**PROBLEM DETAILS**
Copy out each line that has "Milkha" in it.

Dataset items
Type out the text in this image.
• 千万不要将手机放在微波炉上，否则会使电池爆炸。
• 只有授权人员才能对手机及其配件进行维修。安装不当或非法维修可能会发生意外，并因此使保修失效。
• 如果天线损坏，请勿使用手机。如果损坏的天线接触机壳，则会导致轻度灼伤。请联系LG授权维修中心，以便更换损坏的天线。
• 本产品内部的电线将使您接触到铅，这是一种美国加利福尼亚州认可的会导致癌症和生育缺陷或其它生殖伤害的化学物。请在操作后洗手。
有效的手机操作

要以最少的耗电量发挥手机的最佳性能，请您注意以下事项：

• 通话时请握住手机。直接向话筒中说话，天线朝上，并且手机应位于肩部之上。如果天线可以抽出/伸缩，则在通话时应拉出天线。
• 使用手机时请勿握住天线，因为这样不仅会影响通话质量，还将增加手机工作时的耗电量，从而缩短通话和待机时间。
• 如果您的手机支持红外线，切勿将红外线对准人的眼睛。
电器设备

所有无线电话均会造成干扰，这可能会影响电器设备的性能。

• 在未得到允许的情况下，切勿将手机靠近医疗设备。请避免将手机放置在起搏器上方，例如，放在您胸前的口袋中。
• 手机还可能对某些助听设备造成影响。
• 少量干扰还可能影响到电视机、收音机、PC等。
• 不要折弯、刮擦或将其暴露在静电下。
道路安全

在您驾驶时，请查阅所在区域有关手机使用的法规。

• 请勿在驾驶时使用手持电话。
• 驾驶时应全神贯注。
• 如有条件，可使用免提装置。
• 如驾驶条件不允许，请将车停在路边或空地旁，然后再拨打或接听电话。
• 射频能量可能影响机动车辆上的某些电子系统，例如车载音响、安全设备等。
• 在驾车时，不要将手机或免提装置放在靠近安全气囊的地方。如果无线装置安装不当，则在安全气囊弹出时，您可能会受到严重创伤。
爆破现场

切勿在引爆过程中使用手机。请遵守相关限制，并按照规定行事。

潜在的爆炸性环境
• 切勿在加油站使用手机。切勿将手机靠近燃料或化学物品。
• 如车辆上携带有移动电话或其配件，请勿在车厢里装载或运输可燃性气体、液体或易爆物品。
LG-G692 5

==

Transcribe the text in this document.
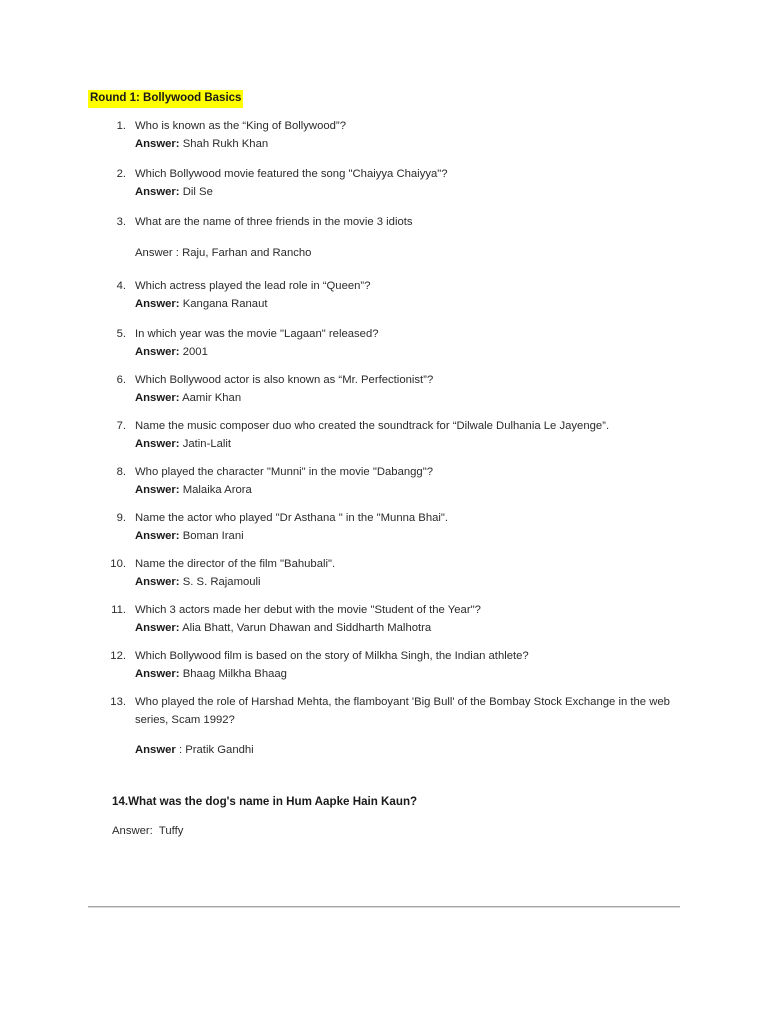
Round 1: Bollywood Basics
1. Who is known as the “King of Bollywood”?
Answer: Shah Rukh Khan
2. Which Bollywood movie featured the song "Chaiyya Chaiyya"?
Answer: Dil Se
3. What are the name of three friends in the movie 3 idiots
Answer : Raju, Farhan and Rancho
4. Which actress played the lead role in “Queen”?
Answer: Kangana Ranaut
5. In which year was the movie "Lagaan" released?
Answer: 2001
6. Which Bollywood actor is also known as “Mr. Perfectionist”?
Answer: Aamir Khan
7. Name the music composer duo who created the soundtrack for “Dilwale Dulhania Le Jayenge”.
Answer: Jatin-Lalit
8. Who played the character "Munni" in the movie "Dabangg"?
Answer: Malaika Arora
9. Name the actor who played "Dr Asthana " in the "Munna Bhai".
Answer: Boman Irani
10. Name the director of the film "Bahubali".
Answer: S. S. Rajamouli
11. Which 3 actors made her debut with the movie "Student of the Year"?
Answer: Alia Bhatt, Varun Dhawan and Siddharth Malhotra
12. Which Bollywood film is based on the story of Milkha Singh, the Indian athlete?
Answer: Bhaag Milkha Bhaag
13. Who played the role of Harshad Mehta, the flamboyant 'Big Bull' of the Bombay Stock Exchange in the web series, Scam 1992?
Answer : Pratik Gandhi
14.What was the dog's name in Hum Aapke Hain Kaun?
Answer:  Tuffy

**RESPONSE BELOW**
12. Which Bollywood film is based on the story of Milkha Singh, the Indian athlete?
Answer: Bhaag Milkha Bhaag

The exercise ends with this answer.